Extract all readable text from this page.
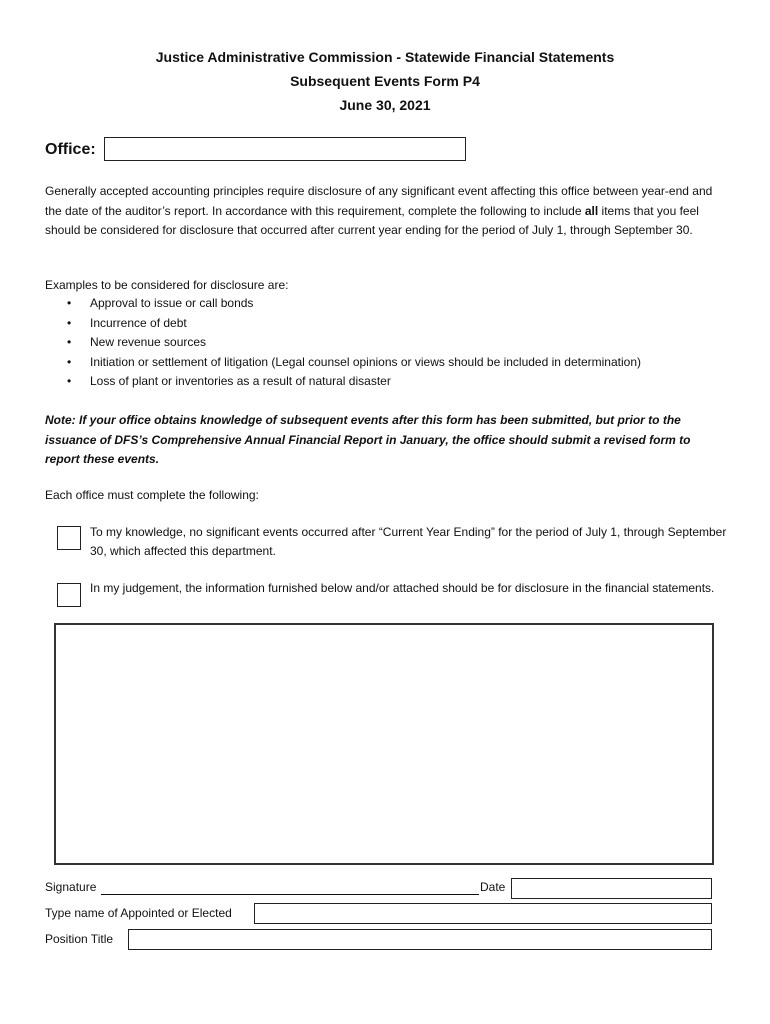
Justice Administrative Commission - Statewide Financial Statements
Subsequent Events Form P4
June 30, 2021
Office:
Generally accepted accounting principles require disclosure of any significant event affecting this office between year-end and the date of the auditor’s report. In accordance with this requirement, complete the following to include all items that you feel should be considered for disclosure that occurred after current year ending for the period of July 1, through September 30.
Examples to be considered for disclosure are:
• Approval to issue or call bonds
• Incurrence of debt
• New revenue sources
• Initiation or settlement of litigation (Legal counsel opinions or views should be included in determination)
• Loss of plant or inventories as a result of natural disaster
Note: If your office obtains knowledge of subsequent events after this form has been submitted, but prior to the issuance of DFS’s Comprehensive Annual Financial Report in January, the office should submit a revised form to report these events.
Each office must complete the following:
To my knowledge, no significant events occurred after “Current Year Ending” for the period of July 1, through September 30, which affected this department.
In my judgement, the information furnished below and/or attached should be for disclosure in the financial statements.
Signature	Date
Type name of Appointed or Elected
Position Title
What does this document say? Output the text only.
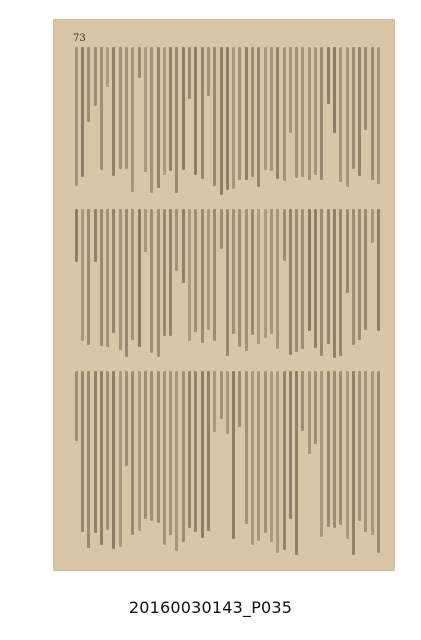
73
20160030143_P035
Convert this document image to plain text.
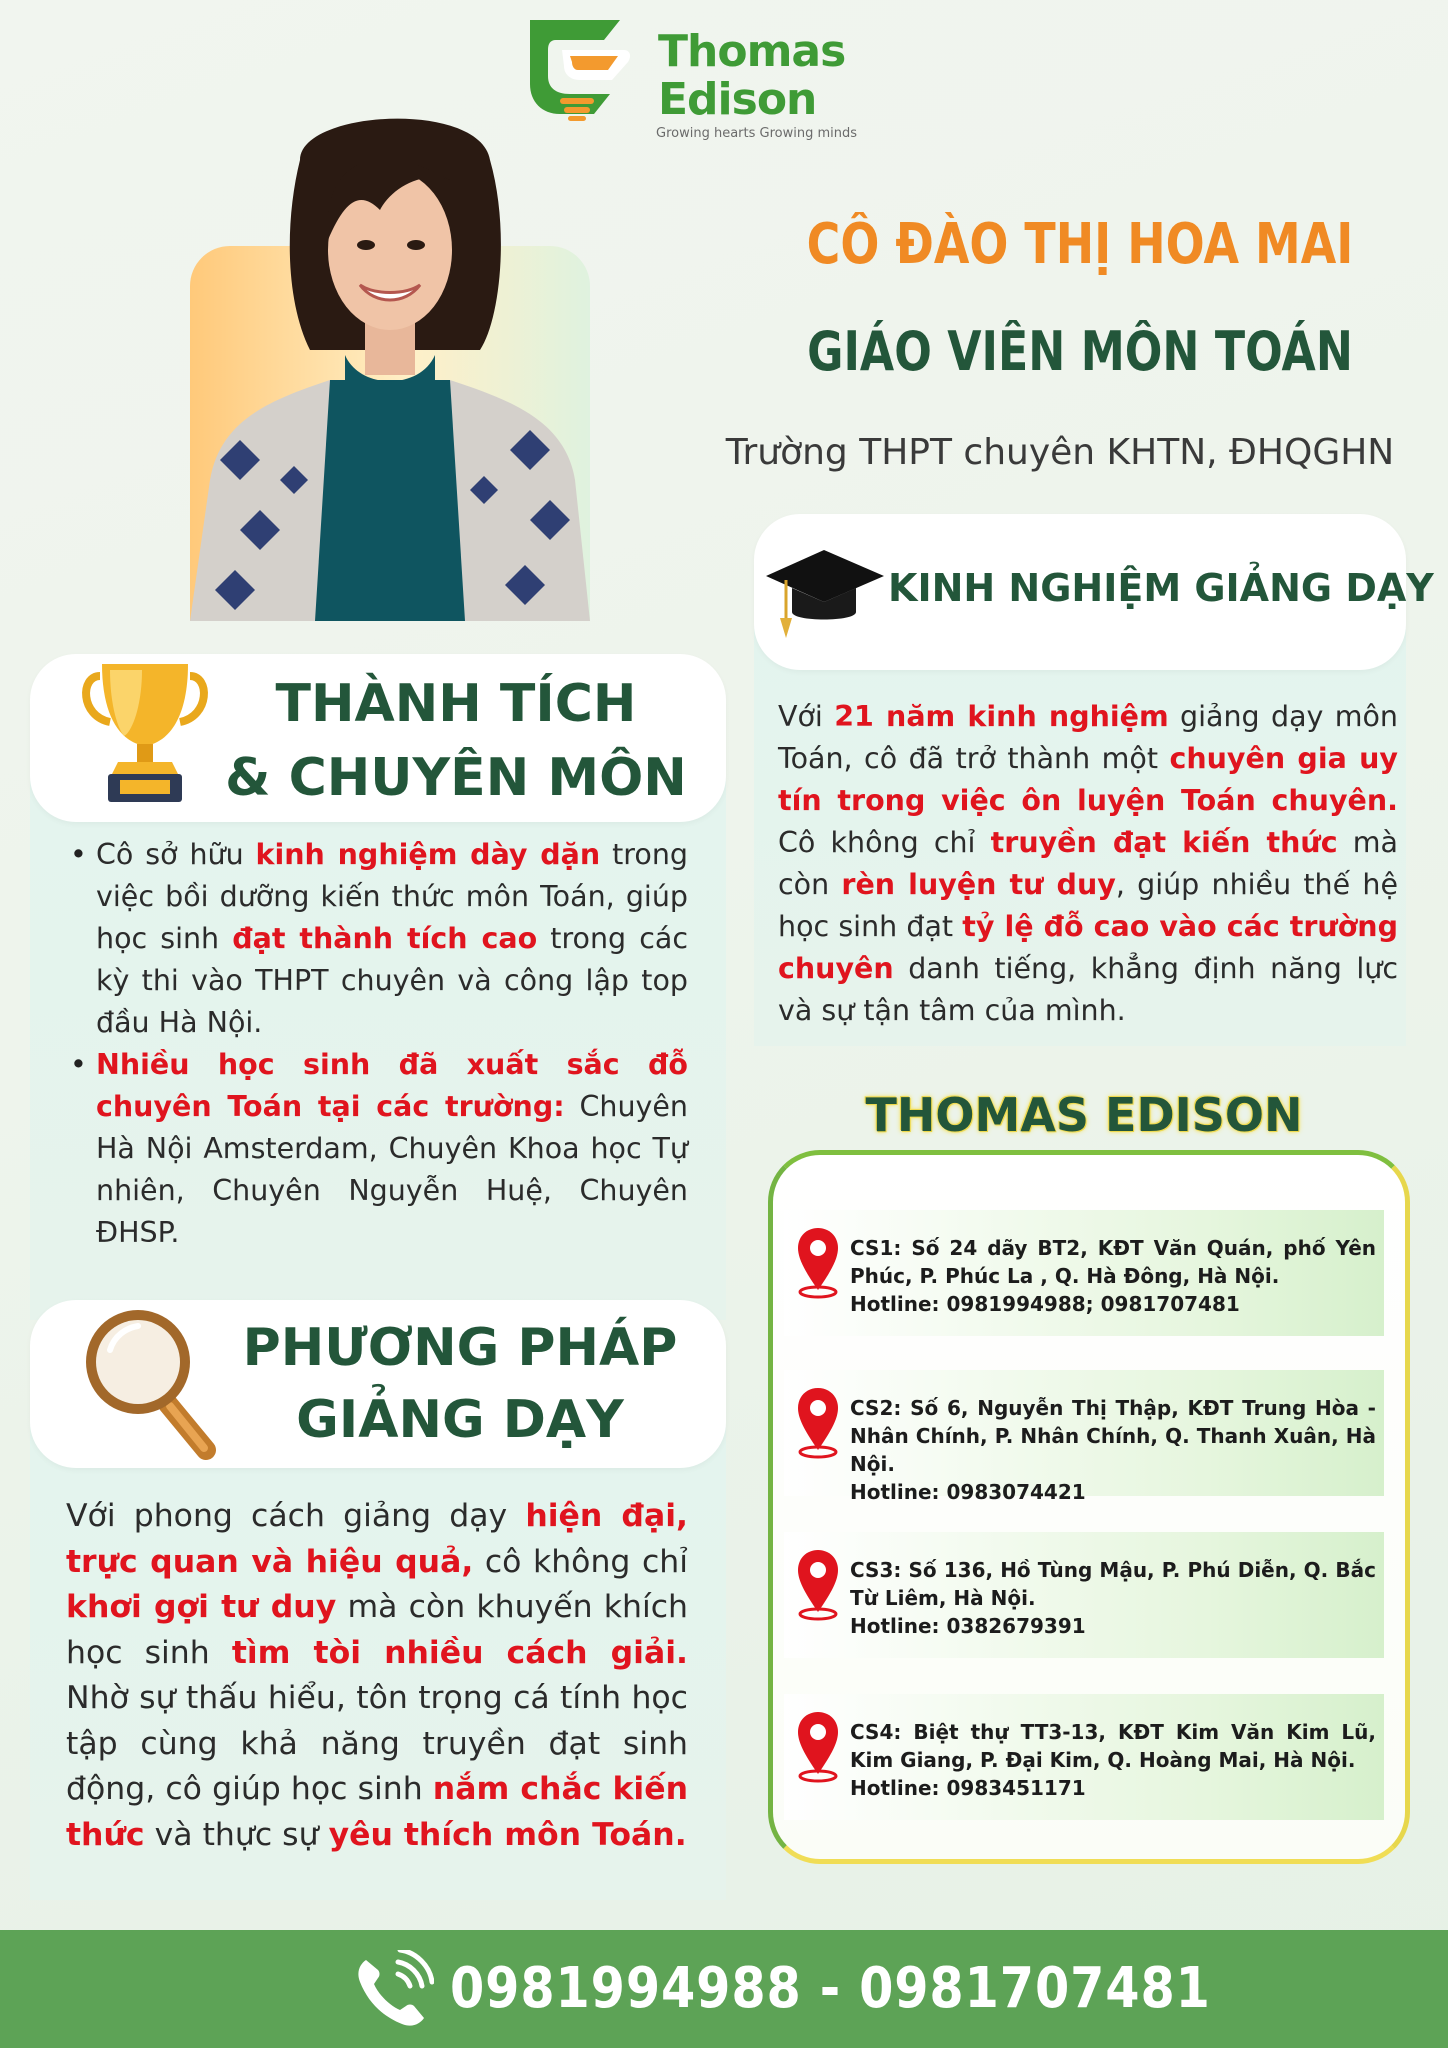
Thomas
Edison
Growing hearts Growing minds
CÔ ĐÀO THỊ HOA MAI
GIÁO VIÊN MÔN TOÁN
Trường THPT chuyên KHTN, ĐHQGHN
THÀNH TÍCH
& CHUYÊN MÔN
• Cô sở hữu kinh nghiệm dày dặn trong việc bồi dưỡng kiến thức môn Toán, giúp học sinh đạt thành tích cao trong các kỳ thi vào THPT chuyên và công lập top đầu Hà Nội.
• Nhiều học sinh đã xuất sắc đỗ chuyên Toán tại các trường: Chuyên Hà Nội Amsterdam, Chuyên Khoa học Tự nhiên, Chuyên Nguyễn Huệ, Chuyên ĐHSP.
PHƯƠNG PHÁP
GIẢNG DẠY

Với phong cách giảng dạy hiện đại, trực quan và hiệu quả, cô không chỉ khơi gợi tư duy mà còn khuyến khích học sinh tìm tòi nhiều cách giải. Nhờ sự thấu hiểu, tôn trọng cá tính học tập cùng khả năng truyền đạt sinh động, cô giúp học sinh nắm chắc kiến thức và thực sự yêu thích môn Toán.

KINH NGHIỆM GIẢNG DẠY

Với 21 năm kinh nghiệm giảng dạy môn Toán, cô đã trở thành một chuyên gia uy tín trong việc ôn luyện Toán chuyên. Cô không chỉ truyền đạt kiến thức mà còn rèn luyện tư duy, giúp nhiều thế hệ học sinh đạt tỷ lệ đỗ cao vào các trường chuyên danh tiếng, khẳng định năng lực và sự tận tâm của mình.

THOMAS EDISON
CS1: Số 24 dãy BT2, KĐT Văn Quán, phố Yên Phúc, P. Phúc La , Q. Hà Đông, Hà Nội.
Hotline: 0981994988; 0981707481
CS2: Số 6, Nguyễn Thị Thập, KĐT Trung Hòa - Nhân Chính, P. Nhân Chính, Q. Thanh Xuân, Hà Nội.
Hotline: 0983074421
CS3: Số 136, Hồ Tùng Mậu, P. Phú Diễn, Q. Bắc Từ Liêm, Hà Nội.
Hotline: 0382679391
CS4: Biệt thự TT3-13, KĐT Kim Văn Kim Lũ, Kim Giang, P. Đại Kim, Q. Hoàng Mai, Hà Nội.
Hotline: 0983451171
0981994988 - 0981707481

────────

◆ **GIVEN PROBLEM**: Gather and copy every line of the data in which the string "complete" is found.

◆ **EXERCISE OUTPUT**:
Generally accepted accounting principles require disclosure of any significant event affecting this office between year-end and the date of the auditor’s report. In accordance with this requirement, complete the following to include all items that you feel should be considered for disclosure that occurred after current year ending for the period of July 1, through September 30.
Each office must complete the following:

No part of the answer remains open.